**Challenge**
Can you find the lines of the listing that include "Maisie" and copy every one?
## Begin Stored rows
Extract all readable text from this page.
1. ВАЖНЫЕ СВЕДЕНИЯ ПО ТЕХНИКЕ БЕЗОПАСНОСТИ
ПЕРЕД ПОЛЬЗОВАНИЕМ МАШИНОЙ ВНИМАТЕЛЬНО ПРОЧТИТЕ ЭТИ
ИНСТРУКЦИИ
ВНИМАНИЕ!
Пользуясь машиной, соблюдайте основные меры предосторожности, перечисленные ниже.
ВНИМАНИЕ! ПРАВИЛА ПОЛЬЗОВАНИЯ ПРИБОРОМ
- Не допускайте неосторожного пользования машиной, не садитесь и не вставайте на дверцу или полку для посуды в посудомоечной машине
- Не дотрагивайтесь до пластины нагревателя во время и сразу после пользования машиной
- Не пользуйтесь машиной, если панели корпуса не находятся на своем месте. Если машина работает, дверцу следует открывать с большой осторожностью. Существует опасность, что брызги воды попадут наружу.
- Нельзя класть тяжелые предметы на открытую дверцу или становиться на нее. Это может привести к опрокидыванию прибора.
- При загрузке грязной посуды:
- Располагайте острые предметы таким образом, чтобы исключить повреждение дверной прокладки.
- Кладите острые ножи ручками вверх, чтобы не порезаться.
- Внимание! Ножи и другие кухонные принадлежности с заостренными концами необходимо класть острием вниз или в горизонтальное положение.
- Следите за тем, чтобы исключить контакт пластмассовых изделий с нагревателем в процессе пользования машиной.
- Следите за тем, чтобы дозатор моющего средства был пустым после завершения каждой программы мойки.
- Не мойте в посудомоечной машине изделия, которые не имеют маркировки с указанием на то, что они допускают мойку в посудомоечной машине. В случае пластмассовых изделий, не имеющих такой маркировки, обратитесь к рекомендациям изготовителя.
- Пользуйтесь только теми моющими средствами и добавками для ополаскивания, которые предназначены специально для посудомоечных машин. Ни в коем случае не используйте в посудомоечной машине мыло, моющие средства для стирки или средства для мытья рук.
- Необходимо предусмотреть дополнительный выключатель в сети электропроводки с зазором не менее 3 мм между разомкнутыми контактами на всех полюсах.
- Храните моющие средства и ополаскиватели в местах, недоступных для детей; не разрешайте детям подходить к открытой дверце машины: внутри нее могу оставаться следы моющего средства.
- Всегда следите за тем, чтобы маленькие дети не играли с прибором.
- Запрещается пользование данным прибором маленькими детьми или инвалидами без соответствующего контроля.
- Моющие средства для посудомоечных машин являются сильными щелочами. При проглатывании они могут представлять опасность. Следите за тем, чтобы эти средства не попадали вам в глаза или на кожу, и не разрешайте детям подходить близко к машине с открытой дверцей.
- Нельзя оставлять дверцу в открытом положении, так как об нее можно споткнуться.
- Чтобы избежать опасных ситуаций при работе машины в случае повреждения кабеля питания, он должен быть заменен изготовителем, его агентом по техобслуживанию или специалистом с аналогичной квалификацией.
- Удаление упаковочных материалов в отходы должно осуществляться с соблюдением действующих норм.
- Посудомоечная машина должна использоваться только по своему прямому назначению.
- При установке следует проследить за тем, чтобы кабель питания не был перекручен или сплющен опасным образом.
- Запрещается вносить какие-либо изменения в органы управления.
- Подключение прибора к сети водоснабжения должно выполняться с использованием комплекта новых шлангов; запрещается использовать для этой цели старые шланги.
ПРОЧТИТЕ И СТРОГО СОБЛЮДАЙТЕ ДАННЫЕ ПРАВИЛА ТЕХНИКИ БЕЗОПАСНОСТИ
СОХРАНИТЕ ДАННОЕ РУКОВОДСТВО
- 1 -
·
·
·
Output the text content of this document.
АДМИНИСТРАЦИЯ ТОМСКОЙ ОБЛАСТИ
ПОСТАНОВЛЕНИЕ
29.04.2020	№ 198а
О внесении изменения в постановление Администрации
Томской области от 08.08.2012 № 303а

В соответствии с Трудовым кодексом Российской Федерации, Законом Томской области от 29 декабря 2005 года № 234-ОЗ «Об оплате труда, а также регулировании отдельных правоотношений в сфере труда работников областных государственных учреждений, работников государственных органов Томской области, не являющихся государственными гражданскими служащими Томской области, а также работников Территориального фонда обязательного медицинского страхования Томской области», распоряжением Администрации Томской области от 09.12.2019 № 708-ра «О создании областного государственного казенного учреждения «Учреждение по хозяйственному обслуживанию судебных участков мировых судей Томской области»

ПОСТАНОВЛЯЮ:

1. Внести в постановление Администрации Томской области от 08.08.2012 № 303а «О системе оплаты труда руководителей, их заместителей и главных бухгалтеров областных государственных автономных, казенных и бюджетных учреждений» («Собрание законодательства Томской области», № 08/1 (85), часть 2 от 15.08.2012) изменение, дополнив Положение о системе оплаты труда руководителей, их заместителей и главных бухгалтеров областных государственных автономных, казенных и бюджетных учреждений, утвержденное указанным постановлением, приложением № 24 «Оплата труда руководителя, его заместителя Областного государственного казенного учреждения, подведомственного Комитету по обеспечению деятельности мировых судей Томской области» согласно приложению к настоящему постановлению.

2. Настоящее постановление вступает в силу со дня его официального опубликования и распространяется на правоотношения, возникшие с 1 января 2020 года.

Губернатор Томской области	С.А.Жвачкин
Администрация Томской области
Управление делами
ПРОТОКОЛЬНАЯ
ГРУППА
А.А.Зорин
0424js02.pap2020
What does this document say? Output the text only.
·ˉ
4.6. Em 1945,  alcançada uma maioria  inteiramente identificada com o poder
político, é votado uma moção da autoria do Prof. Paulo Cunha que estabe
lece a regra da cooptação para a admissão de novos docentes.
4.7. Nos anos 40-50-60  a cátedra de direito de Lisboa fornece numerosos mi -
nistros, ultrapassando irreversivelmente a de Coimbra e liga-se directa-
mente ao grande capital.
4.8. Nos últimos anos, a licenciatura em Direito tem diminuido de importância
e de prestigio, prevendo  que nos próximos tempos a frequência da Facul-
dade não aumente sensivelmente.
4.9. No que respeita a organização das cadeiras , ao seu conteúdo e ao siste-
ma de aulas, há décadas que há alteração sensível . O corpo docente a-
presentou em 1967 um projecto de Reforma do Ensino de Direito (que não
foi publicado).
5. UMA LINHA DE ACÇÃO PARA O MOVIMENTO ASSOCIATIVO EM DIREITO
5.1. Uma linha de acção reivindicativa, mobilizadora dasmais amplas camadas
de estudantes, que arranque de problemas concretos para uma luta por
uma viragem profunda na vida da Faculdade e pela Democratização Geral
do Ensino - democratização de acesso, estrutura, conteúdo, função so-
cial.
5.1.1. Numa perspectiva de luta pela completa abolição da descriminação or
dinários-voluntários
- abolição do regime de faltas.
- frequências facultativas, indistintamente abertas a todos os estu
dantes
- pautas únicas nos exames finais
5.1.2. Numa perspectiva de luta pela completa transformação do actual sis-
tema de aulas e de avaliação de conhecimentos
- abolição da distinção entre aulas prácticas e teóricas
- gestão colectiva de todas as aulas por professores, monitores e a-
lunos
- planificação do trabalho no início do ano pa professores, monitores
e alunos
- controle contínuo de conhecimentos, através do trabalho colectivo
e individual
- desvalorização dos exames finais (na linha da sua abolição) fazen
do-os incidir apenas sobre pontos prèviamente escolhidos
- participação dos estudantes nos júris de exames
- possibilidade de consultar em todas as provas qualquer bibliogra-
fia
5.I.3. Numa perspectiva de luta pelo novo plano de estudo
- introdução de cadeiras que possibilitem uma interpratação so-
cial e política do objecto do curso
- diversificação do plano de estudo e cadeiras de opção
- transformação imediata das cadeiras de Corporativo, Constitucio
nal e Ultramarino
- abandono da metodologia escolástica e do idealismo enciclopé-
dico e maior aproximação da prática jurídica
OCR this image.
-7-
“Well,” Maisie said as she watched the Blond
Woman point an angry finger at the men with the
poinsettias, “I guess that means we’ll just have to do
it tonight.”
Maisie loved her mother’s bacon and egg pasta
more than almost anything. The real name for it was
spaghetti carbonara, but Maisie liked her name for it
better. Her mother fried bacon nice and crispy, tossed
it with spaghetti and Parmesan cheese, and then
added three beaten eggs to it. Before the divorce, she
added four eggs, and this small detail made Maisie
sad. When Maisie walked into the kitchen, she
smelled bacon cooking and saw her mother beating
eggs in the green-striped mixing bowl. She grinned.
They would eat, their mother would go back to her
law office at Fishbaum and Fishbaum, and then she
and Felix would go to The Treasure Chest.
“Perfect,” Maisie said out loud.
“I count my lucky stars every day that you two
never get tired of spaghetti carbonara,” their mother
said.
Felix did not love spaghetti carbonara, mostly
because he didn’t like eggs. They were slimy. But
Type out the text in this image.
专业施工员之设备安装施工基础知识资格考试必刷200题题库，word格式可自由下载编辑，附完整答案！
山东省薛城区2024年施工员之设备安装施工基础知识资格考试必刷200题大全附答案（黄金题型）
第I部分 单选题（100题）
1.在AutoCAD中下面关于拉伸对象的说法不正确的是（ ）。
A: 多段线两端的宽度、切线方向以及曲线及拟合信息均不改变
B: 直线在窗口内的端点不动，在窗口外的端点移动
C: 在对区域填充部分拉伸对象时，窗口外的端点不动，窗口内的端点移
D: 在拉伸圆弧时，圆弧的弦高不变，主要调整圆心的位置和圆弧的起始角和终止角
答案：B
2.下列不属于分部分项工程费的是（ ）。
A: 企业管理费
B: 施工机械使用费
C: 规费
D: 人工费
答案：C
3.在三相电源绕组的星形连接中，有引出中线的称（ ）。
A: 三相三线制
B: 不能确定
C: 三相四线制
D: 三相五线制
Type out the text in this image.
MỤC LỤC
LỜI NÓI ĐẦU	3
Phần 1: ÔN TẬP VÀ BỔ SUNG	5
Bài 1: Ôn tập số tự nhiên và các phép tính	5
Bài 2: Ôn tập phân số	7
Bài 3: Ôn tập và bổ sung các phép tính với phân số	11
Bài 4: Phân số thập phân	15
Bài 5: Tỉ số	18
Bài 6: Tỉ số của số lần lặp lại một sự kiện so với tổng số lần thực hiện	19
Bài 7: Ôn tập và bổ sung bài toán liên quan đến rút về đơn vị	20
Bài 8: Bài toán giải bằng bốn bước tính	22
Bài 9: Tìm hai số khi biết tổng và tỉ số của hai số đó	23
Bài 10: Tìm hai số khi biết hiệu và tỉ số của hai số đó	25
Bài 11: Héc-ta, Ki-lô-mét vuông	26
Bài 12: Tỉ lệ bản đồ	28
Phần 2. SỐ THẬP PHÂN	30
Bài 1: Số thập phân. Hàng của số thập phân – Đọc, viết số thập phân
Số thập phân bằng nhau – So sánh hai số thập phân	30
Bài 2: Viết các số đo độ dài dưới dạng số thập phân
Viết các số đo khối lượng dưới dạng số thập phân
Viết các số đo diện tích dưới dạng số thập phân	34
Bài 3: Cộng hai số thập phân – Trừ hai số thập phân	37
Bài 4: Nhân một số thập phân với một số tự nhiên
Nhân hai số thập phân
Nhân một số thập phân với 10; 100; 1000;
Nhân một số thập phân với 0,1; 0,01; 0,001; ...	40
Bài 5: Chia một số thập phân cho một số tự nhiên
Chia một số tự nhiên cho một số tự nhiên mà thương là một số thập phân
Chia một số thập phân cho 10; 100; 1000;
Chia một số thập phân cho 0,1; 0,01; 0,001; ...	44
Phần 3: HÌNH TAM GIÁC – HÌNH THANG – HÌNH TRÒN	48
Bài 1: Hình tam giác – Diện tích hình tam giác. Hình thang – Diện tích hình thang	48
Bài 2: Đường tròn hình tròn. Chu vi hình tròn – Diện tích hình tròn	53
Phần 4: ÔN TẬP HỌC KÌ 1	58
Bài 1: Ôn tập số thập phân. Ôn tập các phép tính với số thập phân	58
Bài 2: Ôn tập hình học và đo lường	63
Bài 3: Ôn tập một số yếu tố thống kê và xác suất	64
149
## End Stored rows
**Result of the exercise**
“Well,” Maisie said as she watched the Blond
Maisie loved her mother’s bacon and egg pasta
spaghetti carbonara, but Maisie liked her name for it
added four eggs, and this small detail made Maisie
sad. When Maisie walked into the kitchen, she
“Perfect,” Maisie said out loud.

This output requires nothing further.